(Saved data entries)

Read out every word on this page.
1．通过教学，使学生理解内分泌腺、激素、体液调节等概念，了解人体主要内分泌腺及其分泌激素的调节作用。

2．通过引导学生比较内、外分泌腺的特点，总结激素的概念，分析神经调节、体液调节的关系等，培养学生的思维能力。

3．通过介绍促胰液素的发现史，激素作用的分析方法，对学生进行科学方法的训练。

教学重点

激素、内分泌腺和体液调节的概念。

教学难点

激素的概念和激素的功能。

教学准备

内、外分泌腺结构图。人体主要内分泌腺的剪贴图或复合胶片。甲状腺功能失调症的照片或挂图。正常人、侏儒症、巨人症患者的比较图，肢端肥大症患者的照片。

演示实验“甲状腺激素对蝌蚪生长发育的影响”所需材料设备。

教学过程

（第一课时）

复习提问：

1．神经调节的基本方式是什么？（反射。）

• [WRITTEN PROBLEM] Repeat the material from above exactly, word for word.

• [EXERCISE ANSWER]
Read out every word on this page.
1．通过教学，使学生理解内分泌腺、激素、体液调节等概念，了解人体主要内分泌腺及其分泌激素的调节作用。

2．通过引导学生比较内、外分泌腺的特点，总结激素的概念，分析神经调节、体液调节的关系等，培养学生的思维能力。

3．通过介绍促胰液素的发现史，激素作用的分析方法，对学生进行科学方法的训练。

教学重点

激素、内分泌腺和体液调节的概念。

教学难点

激素的概念和激素的功能。

教学准备

内、外分泌腺结构图。人体主要内分泌腺的剪贴图或复合胶片。甲状腺功能失调症的照片或挂图。正常人、侏儒症、巨人症患者的比较图，肢端肥大症患者的照片。

演示实验“甲状腺激素对蝌蚪生长发育的影响”所需材料设备。

教学过程

（第一课时）

复习提问：

1．神经调节的基本方式是什么？（反射。）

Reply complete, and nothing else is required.